Exercise —
Copy out each line that mentions the word "TOTAL".

Source material —
···
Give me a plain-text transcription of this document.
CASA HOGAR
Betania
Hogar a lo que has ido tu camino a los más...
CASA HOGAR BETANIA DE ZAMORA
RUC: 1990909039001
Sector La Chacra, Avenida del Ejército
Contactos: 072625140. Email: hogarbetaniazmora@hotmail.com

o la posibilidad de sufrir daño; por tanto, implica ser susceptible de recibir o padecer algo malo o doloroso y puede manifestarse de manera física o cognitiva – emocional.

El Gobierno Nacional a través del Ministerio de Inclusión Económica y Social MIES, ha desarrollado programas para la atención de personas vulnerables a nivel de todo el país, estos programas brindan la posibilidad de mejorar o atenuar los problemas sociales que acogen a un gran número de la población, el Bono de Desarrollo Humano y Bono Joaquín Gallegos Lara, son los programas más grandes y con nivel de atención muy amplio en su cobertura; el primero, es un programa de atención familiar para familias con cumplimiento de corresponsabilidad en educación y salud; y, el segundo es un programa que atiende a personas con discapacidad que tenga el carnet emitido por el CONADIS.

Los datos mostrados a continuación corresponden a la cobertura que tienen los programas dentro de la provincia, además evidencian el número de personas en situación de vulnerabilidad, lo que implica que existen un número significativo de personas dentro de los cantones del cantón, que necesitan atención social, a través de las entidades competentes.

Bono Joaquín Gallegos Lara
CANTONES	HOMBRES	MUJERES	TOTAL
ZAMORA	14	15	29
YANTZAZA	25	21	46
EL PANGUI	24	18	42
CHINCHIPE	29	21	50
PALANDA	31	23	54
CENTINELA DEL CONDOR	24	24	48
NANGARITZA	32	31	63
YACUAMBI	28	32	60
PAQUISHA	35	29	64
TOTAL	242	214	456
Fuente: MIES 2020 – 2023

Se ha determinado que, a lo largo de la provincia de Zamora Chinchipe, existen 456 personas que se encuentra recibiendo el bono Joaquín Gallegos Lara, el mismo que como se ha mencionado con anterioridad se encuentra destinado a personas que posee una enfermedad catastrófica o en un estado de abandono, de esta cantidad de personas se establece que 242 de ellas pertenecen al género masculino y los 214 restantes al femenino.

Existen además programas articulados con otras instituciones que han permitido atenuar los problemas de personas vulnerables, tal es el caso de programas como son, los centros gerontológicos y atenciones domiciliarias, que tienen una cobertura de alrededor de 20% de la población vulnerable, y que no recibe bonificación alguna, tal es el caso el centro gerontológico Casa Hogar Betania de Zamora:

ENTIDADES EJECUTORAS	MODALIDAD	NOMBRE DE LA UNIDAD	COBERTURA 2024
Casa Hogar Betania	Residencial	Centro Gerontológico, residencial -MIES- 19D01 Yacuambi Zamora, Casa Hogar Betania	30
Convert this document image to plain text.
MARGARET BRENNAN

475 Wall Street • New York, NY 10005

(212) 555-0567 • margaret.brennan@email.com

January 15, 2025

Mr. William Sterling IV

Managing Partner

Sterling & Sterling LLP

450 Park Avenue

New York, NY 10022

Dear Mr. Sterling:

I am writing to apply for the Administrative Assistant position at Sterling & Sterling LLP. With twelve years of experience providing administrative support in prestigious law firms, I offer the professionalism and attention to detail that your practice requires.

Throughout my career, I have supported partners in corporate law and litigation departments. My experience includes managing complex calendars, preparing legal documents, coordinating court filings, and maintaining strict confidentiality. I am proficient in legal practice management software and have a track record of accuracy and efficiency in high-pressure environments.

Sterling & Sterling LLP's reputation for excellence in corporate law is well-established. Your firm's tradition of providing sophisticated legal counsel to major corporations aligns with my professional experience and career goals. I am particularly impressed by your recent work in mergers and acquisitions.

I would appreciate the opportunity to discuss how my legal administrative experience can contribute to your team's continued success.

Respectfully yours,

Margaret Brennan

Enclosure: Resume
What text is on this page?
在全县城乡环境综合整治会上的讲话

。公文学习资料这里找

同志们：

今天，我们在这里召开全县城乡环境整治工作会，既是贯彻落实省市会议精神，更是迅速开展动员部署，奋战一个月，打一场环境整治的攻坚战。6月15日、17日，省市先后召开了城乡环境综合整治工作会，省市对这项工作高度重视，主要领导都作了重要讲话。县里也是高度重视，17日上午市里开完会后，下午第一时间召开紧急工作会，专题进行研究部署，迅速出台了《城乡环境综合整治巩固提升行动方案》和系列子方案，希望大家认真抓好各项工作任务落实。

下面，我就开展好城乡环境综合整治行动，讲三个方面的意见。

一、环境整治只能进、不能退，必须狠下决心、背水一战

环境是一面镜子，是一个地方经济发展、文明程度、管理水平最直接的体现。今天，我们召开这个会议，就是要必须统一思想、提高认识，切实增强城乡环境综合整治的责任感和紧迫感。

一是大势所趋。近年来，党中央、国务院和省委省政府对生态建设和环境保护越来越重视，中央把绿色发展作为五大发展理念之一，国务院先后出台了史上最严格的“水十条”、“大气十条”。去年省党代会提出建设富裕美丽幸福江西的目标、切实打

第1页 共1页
···
Full solution —
CANTONES	HOMBRES	MUJERES	TOTAL
TOTAL	242	214	456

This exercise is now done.